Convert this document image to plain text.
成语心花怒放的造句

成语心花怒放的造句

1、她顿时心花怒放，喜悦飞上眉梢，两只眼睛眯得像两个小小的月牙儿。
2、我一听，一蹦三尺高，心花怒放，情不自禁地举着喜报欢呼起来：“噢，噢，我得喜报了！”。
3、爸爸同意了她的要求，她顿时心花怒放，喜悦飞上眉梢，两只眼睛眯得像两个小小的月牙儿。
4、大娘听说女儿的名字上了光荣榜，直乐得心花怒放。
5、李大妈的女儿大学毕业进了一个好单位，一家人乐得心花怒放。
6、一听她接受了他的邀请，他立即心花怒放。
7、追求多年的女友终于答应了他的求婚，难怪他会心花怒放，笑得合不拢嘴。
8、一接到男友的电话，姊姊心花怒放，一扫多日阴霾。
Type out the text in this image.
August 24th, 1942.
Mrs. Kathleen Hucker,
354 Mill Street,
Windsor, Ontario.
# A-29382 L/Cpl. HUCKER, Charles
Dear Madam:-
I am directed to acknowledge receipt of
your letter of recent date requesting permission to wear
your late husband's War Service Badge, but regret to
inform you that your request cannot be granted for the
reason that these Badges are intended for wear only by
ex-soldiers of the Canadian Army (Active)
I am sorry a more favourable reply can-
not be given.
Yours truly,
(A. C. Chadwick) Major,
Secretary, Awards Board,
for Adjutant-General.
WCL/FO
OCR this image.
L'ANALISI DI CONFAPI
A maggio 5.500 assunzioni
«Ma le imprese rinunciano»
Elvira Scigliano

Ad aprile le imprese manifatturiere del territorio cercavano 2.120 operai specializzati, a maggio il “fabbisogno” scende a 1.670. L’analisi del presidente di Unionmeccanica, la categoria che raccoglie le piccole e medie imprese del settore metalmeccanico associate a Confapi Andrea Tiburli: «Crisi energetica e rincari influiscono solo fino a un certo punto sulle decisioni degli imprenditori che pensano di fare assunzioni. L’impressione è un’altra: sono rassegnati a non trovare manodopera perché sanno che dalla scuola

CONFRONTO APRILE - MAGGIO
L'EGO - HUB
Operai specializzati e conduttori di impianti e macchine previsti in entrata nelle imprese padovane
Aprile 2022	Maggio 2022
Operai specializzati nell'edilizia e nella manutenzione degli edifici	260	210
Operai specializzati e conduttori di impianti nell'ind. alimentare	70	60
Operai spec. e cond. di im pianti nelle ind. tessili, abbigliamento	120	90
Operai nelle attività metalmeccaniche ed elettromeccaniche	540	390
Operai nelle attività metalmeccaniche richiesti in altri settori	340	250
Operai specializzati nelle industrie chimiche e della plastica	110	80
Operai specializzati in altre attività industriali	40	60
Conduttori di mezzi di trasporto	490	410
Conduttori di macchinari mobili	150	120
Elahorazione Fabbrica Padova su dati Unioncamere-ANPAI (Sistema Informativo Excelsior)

· · ·

*To do*:
Repeat all entries. Match them exactly.

*Task output*:
Convert this document image to plain text.
成语心花怒放的造句

成语心花怒放的造句

1、她顿时心花怒放，喜悦飞上眉梢，两只眼睛眯得像两个小小的月牙儿。
2、我一听，一蹦三尺高，心花怒放，情不自禁地举着喜报欢呼起来：“噢，噢，我得喜报了！”。
3、爸爸同意了她的要求，她顿时心花怒放，喜悦飞上眉梢，两只眼睛眯得像两个小小的月牙儿。
4、大娘听说女儿的名字上了光荣榜，直乐得心花怒放。
5、李大妈的女儿大学毕业进了一个好单位，一家人乐得心花怒放。
6、一听她接受了他的邀请，他立即心花怒放。
7、追求多年的女友终于答应了他的求婚，难怪他会心花怒放，笑得合不拢嘴。
8、一接到男友的电话，姊姊心花怒放，一扫多日阴霾。
Type out the text in this image.
August 24th, 1942.
Mrs. Kathleen Hucker,
354 Mill Street,
Windsor, Ontario.
# A-29382 L/Cpl. HUCKER, Charles
Dear Madam:-
I am directed to acknowledge receipt of
your letter of recent date requesting permission to wear
your late husband's War Service Badge, but regret to
inform you that your request cannot be granted for the
reason that these Badges are intended for wear only by
ex-soldiers of the Canadian Army (Active)
I am sorry a more favourable reply can-
not be given.
Yours truly,
(A. C. Chadwick) Major,
Secretary, Awards Board,
for Adjutant-General.
WCL/FO
OCR this image.
L'ANALISI DI CONFAPI
A maggio 5.500 assunzioni
«Ma le imprese rinunciano»
Elvira Scigliano

Ad aprile le imprese manifatturiere del territorio cercavano 2.120 operai specializzati, a maggio il “fabbisogno” scende a 1.670. L’analisi del presidente di Unionmeccanica, la categoria che raccoglie le piccole e medie imprese del settore metalmeccanico associate a Confapi Andrea Tiburli: «Crisi energetica e rincari influiscono solo fino a un certo punto sulle decisioni degli imprenditori che pensano di fare assunzioni. L’impressione è un’altra: sono rassegnati a non trovare manodopera perché sanno che dalla scuola

CONFRONTO APRILE - MAGGIO
L'EGO - HUB
Operai specializzati e conduttori di impianti e macchine previsti in entrata nelle imprese padovane
Aprile 2022	Maggio 2022
Operai specializzati nell'edilizia e nella manutenzione degli edifici	260	210
Operai specializzati e conduttori di impianti nell'ind. alimentare	70	60
Operai spec. e cond. di im pianti nelle ind. tessili, abbigliamento	120	90
Operai nelle attività metalmeccaniche ed elettromeccaniche	540	390
Operai nelle attività metalmeccaniche richiesti in altri settori	340	250
Operai specializzati nelle industrie chimiche e della plastica	110	80
Operai specializzati in altre attività industriali	40	60
Conduttori di mezzi di trasporto	490	410
Conduttori di macchinari mobili	150	120
Elahorazione Fabbrica Padova su dati Unioncamere-ANPAI (Sistema Informativo Excelsior)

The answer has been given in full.